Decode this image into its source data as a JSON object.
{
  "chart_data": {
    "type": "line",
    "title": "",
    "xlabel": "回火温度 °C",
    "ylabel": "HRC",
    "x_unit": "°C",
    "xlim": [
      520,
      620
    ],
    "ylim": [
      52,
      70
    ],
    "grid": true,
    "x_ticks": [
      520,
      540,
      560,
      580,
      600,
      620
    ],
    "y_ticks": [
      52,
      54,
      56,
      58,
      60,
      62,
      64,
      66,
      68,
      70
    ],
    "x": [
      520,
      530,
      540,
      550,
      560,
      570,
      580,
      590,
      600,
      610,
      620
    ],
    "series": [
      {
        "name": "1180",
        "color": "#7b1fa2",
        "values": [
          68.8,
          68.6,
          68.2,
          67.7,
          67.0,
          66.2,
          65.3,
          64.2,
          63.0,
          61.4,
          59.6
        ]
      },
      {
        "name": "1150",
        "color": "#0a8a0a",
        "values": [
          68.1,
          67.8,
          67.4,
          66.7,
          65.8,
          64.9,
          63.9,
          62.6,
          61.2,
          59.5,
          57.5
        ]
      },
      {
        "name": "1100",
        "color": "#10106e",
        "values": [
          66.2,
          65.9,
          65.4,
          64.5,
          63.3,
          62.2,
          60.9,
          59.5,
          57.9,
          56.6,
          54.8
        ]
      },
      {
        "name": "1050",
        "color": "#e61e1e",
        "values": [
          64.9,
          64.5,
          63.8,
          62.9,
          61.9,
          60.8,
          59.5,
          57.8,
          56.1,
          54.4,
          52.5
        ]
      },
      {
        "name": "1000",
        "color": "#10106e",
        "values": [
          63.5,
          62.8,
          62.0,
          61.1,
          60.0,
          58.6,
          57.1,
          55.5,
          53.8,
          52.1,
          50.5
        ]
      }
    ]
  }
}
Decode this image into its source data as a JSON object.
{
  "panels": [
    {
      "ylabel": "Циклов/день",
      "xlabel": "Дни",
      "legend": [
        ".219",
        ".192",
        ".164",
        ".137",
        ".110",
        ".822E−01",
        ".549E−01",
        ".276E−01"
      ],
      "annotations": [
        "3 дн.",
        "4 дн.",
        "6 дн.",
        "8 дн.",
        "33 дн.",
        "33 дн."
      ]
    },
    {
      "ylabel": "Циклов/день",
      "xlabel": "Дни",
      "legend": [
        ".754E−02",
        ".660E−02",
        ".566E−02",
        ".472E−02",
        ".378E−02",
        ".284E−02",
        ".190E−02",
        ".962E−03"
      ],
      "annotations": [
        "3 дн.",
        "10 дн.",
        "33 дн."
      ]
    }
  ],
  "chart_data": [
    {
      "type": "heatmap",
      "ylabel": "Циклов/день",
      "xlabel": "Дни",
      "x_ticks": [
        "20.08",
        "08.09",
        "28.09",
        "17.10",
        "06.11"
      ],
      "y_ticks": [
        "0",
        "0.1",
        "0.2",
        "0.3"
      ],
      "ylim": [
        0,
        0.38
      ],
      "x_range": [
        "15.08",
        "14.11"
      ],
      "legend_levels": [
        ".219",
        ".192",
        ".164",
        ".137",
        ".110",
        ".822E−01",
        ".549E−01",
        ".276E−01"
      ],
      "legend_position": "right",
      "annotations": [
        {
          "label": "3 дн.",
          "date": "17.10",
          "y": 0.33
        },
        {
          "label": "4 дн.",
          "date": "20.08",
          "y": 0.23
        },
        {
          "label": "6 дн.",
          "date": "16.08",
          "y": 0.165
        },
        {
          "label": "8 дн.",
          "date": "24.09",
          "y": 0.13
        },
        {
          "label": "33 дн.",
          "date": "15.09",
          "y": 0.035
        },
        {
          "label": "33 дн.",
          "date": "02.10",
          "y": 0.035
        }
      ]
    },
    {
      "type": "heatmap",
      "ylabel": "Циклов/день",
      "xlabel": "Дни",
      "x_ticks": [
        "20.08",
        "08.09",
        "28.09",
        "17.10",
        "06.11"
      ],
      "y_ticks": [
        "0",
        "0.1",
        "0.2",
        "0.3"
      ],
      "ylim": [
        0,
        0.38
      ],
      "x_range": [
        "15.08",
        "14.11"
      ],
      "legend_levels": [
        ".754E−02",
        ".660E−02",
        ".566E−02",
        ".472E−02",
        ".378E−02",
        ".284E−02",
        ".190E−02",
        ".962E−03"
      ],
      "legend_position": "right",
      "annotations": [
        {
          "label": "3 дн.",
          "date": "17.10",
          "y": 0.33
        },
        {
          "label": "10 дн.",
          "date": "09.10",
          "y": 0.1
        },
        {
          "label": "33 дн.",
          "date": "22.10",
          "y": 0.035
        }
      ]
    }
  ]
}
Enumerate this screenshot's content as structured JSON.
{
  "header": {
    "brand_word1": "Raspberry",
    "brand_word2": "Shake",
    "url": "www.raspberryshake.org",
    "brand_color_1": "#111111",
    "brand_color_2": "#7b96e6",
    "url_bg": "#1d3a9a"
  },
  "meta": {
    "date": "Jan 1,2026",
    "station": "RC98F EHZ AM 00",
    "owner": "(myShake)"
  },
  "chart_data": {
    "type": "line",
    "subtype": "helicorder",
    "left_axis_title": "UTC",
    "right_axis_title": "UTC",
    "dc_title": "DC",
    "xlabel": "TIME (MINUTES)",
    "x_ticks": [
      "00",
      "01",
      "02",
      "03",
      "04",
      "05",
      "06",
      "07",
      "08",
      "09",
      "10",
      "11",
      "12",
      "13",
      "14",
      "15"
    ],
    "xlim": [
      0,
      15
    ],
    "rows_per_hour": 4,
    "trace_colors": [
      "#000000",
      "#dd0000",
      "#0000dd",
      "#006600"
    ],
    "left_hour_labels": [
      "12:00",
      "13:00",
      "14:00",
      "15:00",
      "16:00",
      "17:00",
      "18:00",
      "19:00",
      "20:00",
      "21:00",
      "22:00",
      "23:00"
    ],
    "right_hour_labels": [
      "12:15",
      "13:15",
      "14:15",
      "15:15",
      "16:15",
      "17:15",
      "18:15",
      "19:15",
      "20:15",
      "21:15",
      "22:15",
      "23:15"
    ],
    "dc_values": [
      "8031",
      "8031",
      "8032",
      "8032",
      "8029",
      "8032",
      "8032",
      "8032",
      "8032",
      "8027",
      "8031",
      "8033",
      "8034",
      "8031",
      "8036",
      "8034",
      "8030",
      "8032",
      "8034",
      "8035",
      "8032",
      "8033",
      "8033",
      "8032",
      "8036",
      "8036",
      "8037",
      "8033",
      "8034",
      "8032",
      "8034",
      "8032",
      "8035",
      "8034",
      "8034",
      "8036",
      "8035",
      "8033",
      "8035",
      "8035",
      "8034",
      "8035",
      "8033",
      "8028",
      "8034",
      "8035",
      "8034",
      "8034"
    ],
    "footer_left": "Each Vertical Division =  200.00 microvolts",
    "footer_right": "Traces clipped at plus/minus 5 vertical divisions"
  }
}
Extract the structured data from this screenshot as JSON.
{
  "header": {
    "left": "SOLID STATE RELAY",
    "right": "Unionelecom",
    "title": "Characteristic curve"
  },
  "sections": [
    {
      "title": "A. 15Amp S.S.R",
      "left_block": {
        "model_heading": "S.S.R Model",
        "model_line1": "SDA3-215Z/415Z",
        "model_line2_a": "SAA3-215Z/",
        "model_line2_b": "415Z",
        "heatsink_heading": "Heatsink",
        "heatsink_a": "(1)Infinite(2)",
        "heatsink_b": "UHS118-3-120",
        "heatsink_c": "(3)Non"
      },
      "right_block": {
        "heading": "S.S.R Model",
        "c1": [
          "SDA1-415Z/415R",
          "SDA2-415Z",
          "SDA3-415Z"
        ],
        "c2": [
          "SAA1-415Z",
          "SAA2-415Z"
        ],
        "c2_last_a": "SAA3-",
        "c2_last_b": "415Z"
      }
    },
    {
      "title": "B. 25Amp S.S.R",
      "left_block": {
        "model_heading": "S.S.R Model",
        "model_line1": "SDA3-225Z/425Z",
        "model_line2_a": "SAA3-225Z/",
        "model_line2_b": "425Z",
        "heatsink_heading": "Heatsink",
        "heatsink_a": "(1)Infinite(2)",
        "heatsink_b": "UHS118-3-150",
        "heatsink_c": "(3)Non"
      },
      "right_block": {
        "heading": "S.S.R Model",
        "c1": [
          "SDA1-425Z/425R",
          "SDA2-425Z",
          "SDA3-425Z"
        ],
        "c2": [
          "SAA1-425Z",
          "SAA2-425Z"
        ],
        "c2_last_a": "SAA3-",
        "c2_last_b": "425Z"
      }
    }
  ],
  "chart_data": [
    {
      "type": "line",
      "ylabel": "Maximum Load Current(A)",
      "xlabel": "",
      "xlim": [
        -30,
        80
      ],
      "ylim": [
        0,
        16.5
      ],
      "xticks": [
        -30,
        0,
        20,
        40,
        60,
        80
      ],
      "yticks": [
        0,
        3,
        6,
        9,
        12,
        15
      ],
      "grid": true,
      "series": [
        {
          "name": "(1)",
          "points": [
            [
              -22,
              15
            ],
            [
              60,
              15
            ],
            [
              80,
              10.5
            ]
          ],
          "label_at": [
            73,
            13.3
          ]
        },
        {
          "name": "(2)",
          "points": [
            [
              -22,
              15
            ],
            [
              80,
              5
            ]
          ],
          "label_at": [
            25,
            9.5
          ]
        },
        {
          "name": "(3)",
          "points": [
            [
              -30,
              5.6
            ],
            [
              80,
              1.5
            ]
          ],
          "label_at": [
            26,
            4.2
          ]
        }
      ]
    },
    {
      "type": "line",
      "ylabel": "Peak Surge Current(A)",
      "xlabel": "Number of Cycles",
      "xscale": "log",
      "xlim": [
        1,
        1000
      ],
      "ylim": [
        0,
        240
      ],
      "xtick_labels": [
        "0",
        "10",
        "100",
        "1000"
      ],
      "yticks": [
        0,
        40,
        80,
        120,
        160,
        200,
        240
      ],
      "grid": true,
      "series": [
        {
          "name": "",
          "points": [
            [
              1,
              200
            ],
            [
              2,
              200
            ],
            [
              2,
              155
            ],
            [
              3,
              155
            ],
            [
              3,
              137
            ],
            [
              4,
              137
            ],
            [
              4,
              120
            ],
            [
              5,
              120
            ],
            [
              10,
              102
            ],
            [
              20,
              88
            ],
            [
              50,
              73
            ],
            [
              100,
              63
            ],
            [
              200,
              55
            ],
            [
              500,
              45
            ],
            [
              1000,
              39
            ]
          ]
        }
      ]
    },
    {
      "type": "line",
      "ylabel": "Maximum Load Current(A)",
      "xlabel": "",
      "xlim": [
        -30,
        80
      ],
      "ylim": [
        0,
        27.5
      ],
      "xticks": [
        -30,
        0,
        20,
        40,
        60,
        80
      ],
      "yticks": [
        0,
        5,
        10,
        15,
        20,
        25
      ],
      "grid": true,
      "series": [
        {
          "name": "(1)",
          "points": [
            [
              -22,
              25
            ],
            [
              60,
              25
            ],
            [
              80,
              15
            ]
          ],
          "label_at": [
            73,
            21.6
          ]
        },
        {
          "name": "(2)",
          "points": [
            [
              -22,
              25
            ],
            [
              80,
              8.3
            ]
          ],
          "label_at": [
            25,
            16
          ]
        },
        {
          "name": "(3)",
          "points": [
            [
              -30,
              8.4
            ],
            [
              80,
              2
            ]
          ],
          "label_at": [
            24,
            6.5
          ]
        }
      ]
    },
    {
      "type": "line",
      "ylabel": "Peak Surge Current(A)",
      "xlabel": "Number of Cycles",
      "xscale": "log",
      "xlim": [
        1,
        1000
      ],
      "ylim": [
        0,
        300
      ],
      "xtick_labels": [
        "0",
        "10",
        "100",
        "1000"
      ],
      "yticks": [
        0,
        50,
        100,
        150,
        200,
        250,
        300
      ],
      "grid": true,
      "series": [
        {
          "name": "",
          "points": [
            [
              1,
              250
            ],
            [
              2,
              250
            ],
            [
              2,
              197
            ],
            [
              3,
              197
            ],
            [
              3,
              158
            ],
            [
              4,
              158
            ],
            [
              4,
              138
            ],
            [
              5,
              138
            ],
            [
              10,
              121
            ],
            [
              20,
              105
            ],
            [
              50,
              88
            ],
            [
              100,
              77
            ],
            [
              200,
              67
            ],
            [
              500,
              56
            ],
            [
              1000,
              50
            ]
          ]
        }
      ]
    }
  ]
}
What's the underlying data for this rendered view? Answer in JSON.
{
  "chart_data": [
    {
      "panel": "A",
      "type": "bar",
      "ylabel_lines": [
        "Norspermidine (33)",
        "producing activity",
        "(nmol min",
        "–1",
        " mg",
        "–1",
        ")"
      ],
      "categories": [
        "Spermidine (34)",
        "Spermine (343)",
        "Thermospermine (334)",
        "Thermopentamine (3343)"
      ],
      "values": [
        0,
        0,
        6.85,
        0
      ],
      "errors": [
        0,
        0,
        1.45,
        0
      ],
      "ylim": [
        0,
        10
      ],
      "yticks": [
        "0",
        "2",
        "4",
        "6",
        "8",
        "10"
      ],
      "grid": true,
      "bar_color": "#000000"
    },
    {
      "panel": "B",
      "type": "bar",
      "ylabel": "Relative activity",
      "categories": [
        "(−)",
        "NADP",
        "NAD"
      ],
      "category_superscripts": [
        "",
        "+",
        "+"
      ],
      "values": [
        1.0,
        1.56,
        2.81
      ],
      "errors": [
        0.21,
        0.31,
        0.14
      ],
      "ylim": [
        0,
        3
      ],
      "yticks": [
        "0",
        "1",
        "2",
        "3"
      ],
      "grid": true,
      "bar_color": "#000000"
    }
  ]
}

■ ■ ■

Look through the listing above. Pick out each line with "screenshot" and copy it.

*Response*:
Enumerate this screenshot's content as structured JSON.
Extract the structured data from this screenshot as JSON.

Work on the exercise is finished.